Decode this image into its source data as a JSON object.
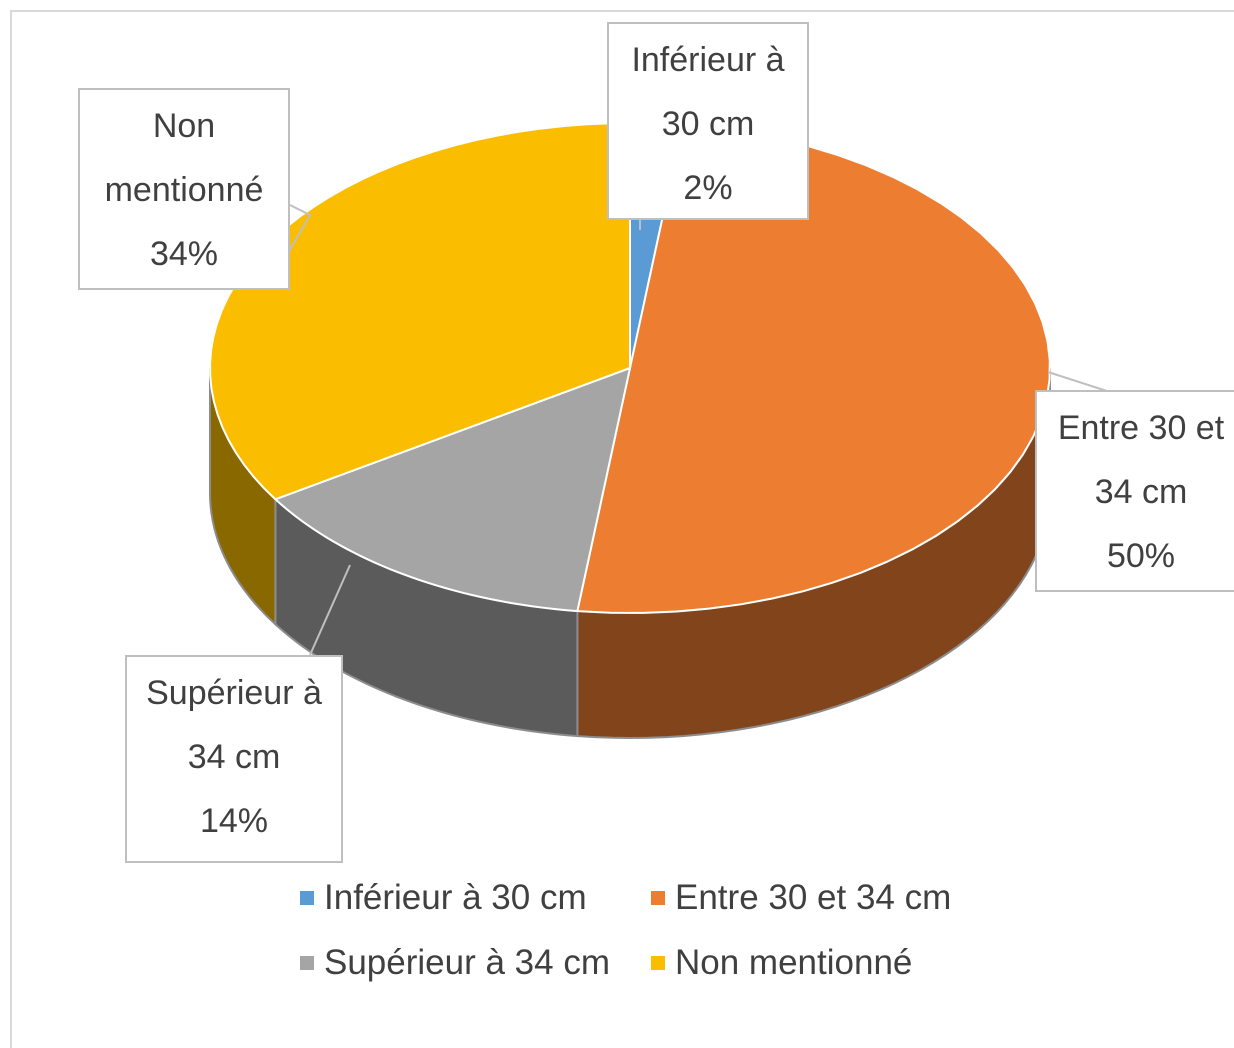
{
  "chart_data": {
    "type": "pie3d",
    "categories": [
      "Inférieur à 30 cm",
      "Entre 30 et 34 cm",
      "Supérieur à 34 cm",
      "Non mentionné"
    ],
    "values": [
      2,
      50,
      14,
      34
    ],
    "value_labels": [
      "2%",
      "50%",
      "14%",
      "34%"
    ],
    "colors": [
      "#5b9bd5",
      "#ed7d31",
      "#a5a5a5",
      "#fbbd00"
    ],
    "legend": "bottom"
  }
}
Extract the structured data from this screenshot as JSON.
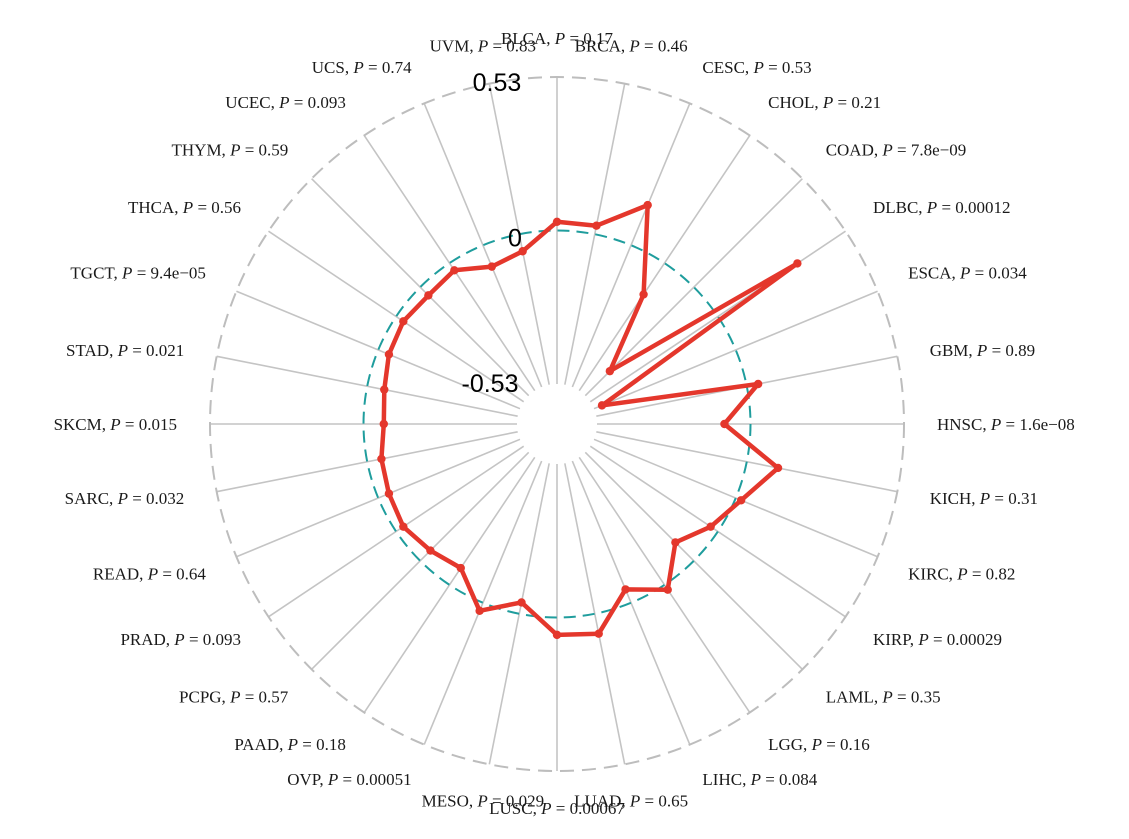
{
  "chart_data": {
    "type": "radar",
    "scale_labels": {
      "max": "0.53",
      "zero": "0",
      "min": "-0.53"
    },
    "range": [
      -0.53,
      0.53
    ],
    "grid": "radial spokes",
    "categories": [
      {
        "name": "BLCA",
        "p": "0.17"
      },
      {
        "name": "BRCA",
        "p": "0.46"
      },
      {
        "name": "CESC",
        "p": "0.53"
      },
      {
        "name": "CHOL",
        "p": "0.21"
      },
      {
        "name": "COAD",
        "p": "7.8e−09"
      },
      {
        "name": "DLBC",
        "p": "0.00012"
      },
      {
        "name": "ESCA",
        "p": "0.034"
      },
      {
        "name": "GBM",
        "p": "0.89"
      },
      {
        "name": "HNSC",
        "p": "1.6e−08"
      },
      {
        "name": "KICH",
        "p": "0.31"
      },
      {
        "name": "KIRC",
        "p": "0.82"
      },
      {
        "name": "KIRP",
        "p": "0.00029"
      },
      {
        "name": "LAML",
        "p": "0.35"
      },
      {
        "name": "LGG",
        "p": "0.16"
      },
      {
        "name": "LIHC",
        "p": "0.084"
      },
      {
        "name": "LUAD",
        "p": "0.65"
      },
      {
        "name": "LUSC",
        "p": "0.00067"
      },
      {
        "name": "MESO",
        "p": "0.029"
      },
      {
        "name": "OVP",
        "p": "0.00051"
      },
      {
        "name": "PAAD",
        "p": "0.18"
      },
      {
        "name": "PCPG",
        "p": "0.57"
      },
      {
        "name": "PRAD",
        "p": "0.093"
      },
      {
        "name": "READ",
        "p": "0.64"
      },
      {
        "name": "SARC",
        "p": "0.032"
      },
      {
        "name": "SKCM",
        "p": "0.015"
      },
      {
        "name": "STAD",
        "p": "0.021"
      },
      {
        "name": "TGCT",
        "p": "9.4e−05"
      },
      {
        "name": "THCA",
        "p": "0.56"
      },
      {
        "name": "THYM",
        "p": "0.59"
      },
      {
        "name": "UCEC",
        "p": "0.093"
      },
      {
        "name": "UCS",
        "p": "0.74"
      },
      {
        "name": "UVM",
        "p": "0.83"
      }
    ],
    "values": [
      0.03,
      0.03,
      0.15,
      -0.13,
      -0.41,
      0.33,
      -0.5,
      0.04,
      -0.09,
      0.11,
      0.02,
      -0.03,
      -0.09,
      0.02,
      -0.05,
      0.07,
      0.06,
      -0.04,
      0.03,
      -0.07,
      -0.05,
      -0.03,
      -0.04,
      -0.05,
      -0.07,
      -0.06,
      -0.04,
      -0.03,
      -0.04,
      -0.03,
      -0.08,
      -0.06
    ],
    "colors": {
      "series": "#e4372c",
      "zero_ring": "#1f9d9d",
      "spokes": "#c4c4c4",
      "outer_ring": "#bdbdbd"
    }
  }
}
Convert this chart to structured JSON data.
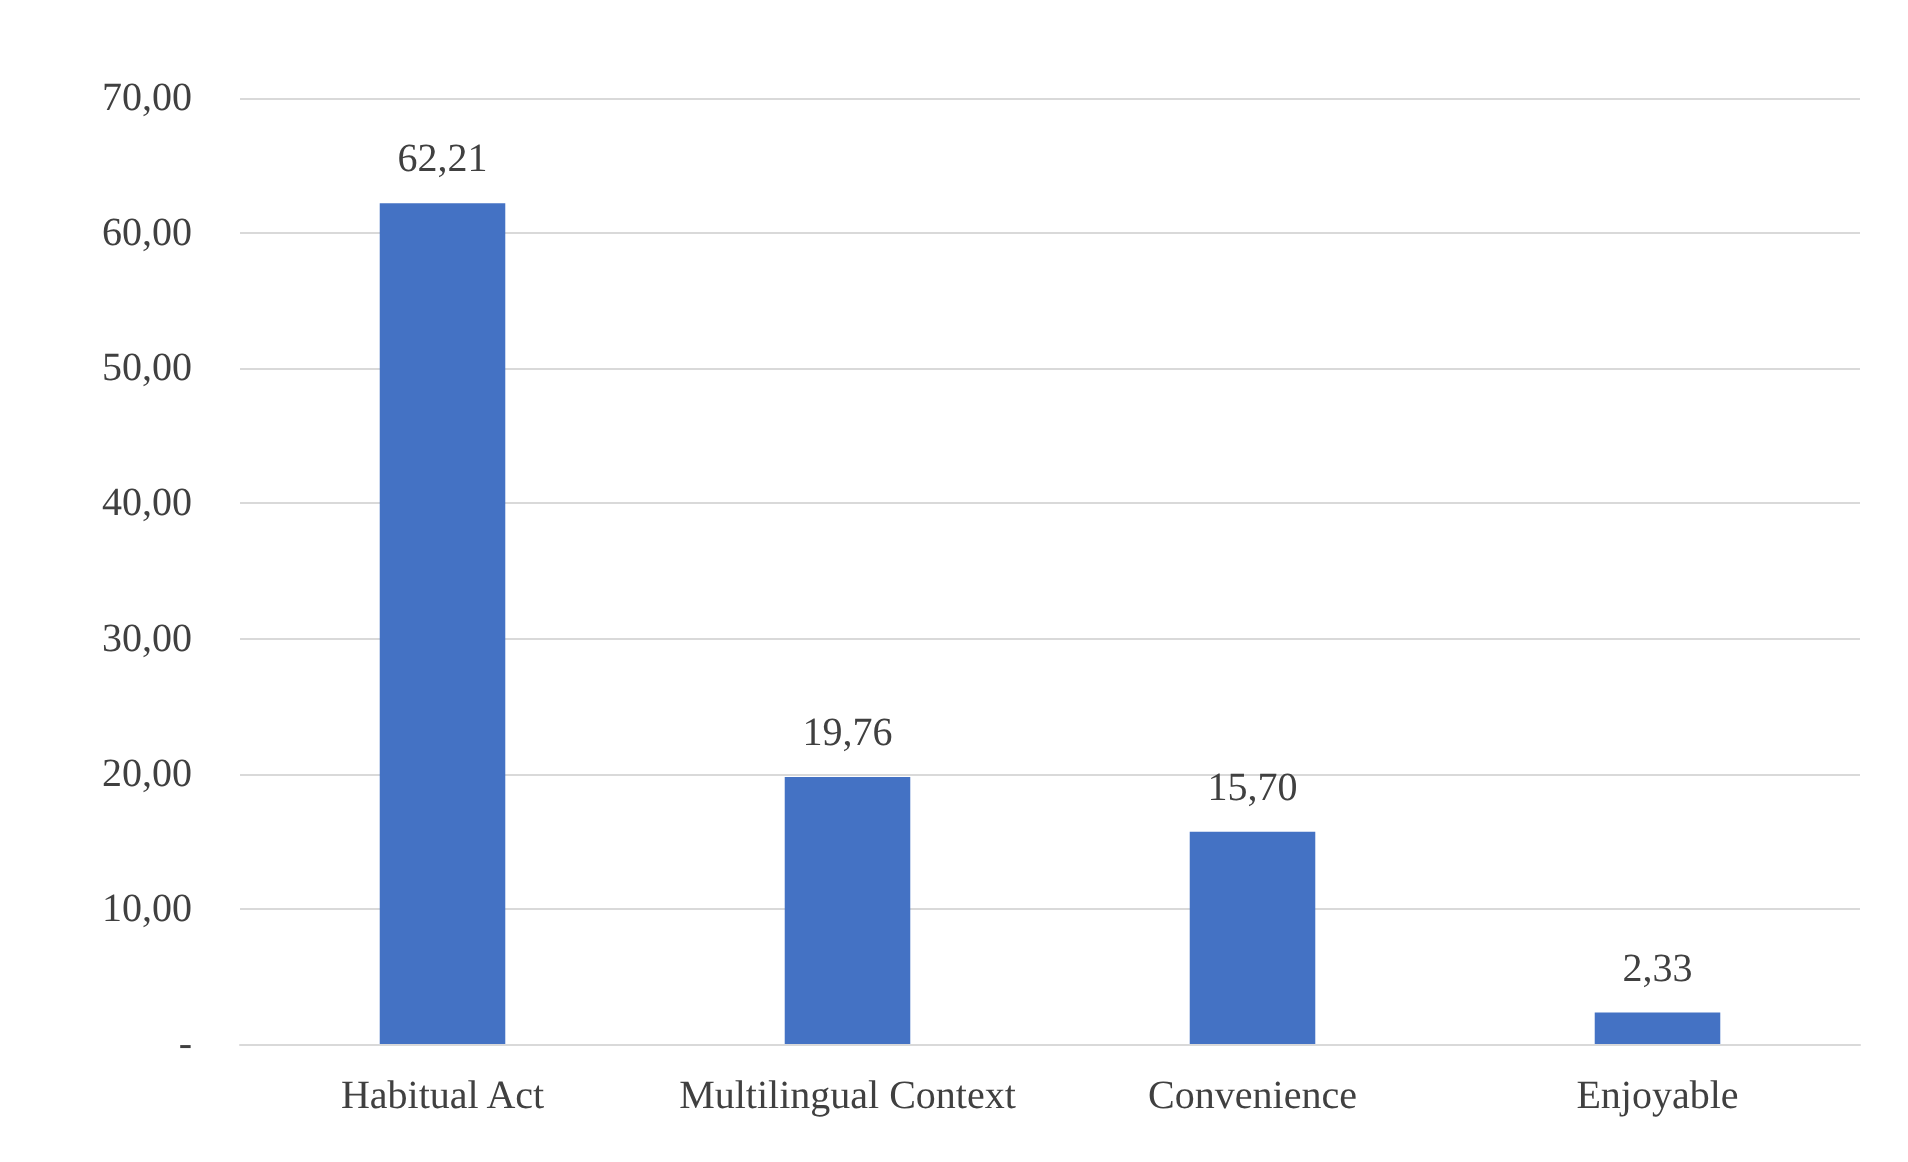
{
  "chart_data": {
    "type": "bar",
    "categories": [
      "Habitual Act",
      "Multilingual Context",
      "Convenience",
      "Enjoyable"
    ],
    "values": [
      62.21,
      19.76,
      15.7,
      2.33
    ],
    "value_labels": [
      "62,21",
      "19,76",
      "15,70",
      "2,33"
    ],
    "color": "#4472c4",
    "ylim": [
      0,
      70
    ],
    "yticks": [
      {
        "value": 0,
        "label": "-"
      },
      {
        "value": 10,
        "label": "10,00"
      },
      {
        "value": 20,
        "label": "20,00"
      },
      {
        "value": 30,
        "label": "30,00"
      },
      {
        "value": 40,
        "label": "40,00"
      },
      {
        "value": 50,
        "label": "50,00"
      },
      {
        "value": 60,
        "label": "60,00"
      },
      {
        "value": 70,
        "label": "70,00"
      }
    ],
    "grid": "y"
  }
}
==*==
**WRITTEN TASK:**
Exclude the pictures and repeat every other part of the records word for word.

**ANSWER TO THIS EXERCISE:**
Decode this image into its source data as a JSON object.
{
  "chart_data": {
    "type": "pie3d",
    "categories": [
      "Inférieur à 30 cm",
      "Entre 30 et 34 cm",
      "Supérieur à 34 cm",
      "Non mentionné"
    ],
    "values": [
      2,
      50,
      14,
      34
    ],
    "value_labels": [
      "2%",
      "50%",
      "14%",
      "34%"
    ],
    "colors": [
      "#5b9bd5",
      "#ed7d31",
      "#a5a5a5",
      "#fbbd00"
    ],
    "legend": "bottom"
  }
}
Extract the structured data from this screenshot as JSON.
{
  "chart_data": {
    "type": "radar",
    "scale_labels": {
      "max": "0.53",
      "zero": "0",
      "min": "-0.53"
    },
    "range": [
      -0.53,
      0.53
    ],
    "grid": "radial spokes",
    "categories": [
      {
        "name": "BLCA",
        "p": "0.17"
      },
      {
        "name": "BRCA",
        "p": "0.46"
      },
      {
        "name": "CESC",
        "p": "0.53"
      },
      {
        "name": "CHOL",
        "p": "0.21"
      },
      {
        "name": "COAD",
        "p": "7.8e−09"
      },
      {
        "name": "DLBC",
        "p": "0.00012"
      },
      {
        "name": "ESCA",
        "p": "0.034"
      },
      {
        "name": "GBM",
        "p": "0.89"
      },
      {
        "name": "HNSC",
        "p": "1.6e−08"
      },
      {
        "name": "KICH",
        "p": "0.31"
      },
      {
        "name": "KIRC",
        "p": "0.82"
      },
      {
        "name": "KIRP",
        "p": "0.00029"
      },
      {
        "name": "LAML",
        "p": "0.35"
      },
      {
        "name": "LGG",
        "p": "0.16"
      },
      {
        "name": "LIHC",
        "p": "0.084"
      },
      {
        "name": "LUAD",
        "p": "0.65"
      },
      {
        "name": "LUSC",
        "p": "0.00067"
      },
      {
        "name": "MESO",
        "p": "0.029"
      },
      {
        "name": "OVP",
        "p": "0.00051"
      },
      {
        "name": "PAAD",
        "p": "0.18"
      },
      {
        "name": "PCPG",
        "p": "0.57"
      },
      {
        "name": "PRAD",
        "p": "0.093"
      },
      {
        "name": "READ",
        "p": "0.64"
      },
      {
        "name": "SARC",
        "p": "0.032"
      },
      {
        "name": "SKCM",
        "p": "0.015"
      },
      {
        "name": "STAD",
        "p": "0.021"
      },
      {
        "name": "TGCT",
        "p": "9.4e−05"
      },
      {
        "name": "THCA",
        "p": "0.56"
      },
      {
        "name": "THYM",
        "p": "0.59"
      },
      {
        "name": "UCEC",
        "p": "0.093"
      },
      {
        "name": "UCS",
        "p": "0.74"
      },
      {
        "name": "UVM",
        "p": "0.83"
      }
    ],
    "values": [
      0.03,
      0.03,
      0.15,
      -0.13,
      -0.41,
      0.33,
      -0.5,
      0.04,
      -0.09,
      0.11,
      0.02,
      -0.03,
      -0.09,
      0.02,
      -0.05,
      0.07,
      0.06,
      -0.04,
      0.03,
      -0.07,
      -0.05,
      -0.03,
      -0.04,
      -0.05,
      -0.07,
      -0.06,
      -0.04,
      -0.03,
      -0.04,
      -0.03,
      -0.08,
      -0.06
    ],
    "colors": {
      "series": "#e4372c",
      "zero_ring": "#1f9d9d",
      "spokes": "#c4c4c4",
      "outer_ring": "#bdbdbd"
    }
  }
}
Convert this chart to structured JSON data.
{
  "chart_data": {
    "type": "bar",
    "categories": [
      "Habitual Act",
      "Multilingual Context",
      "Convenience",
      "Enjoyable"
    ],
    "values": [
      62.21,
      19.76,
      15.7,
      2.33
    ],
    "value_labels": [
      "62,21",
      "19,76",
      "15,70",
      "2,33"
    ],
    "color": "#4472c4",
    "ylim": [
      0,
      70
    ],
    "yticks": [
      {
        "value": 0,
        "label": "-"
      },
      {
        "value": 10,
        "label": "10,00"
      },
      {
        "value": 20,
        "label": "20,00"
      },
      {
        "value": 30,
        "label": "30,00"
      },
      {
        "value": 40,
        "label": "40,00"
      },
      {
        "value": 50,
        "label": "50,00"
      },
      {
        "value": 60,
        "label": "60,00"
      },
      {
        "value": 70,
        "label": "70,00"
      }
    ],
    "grid": "y"
  }
}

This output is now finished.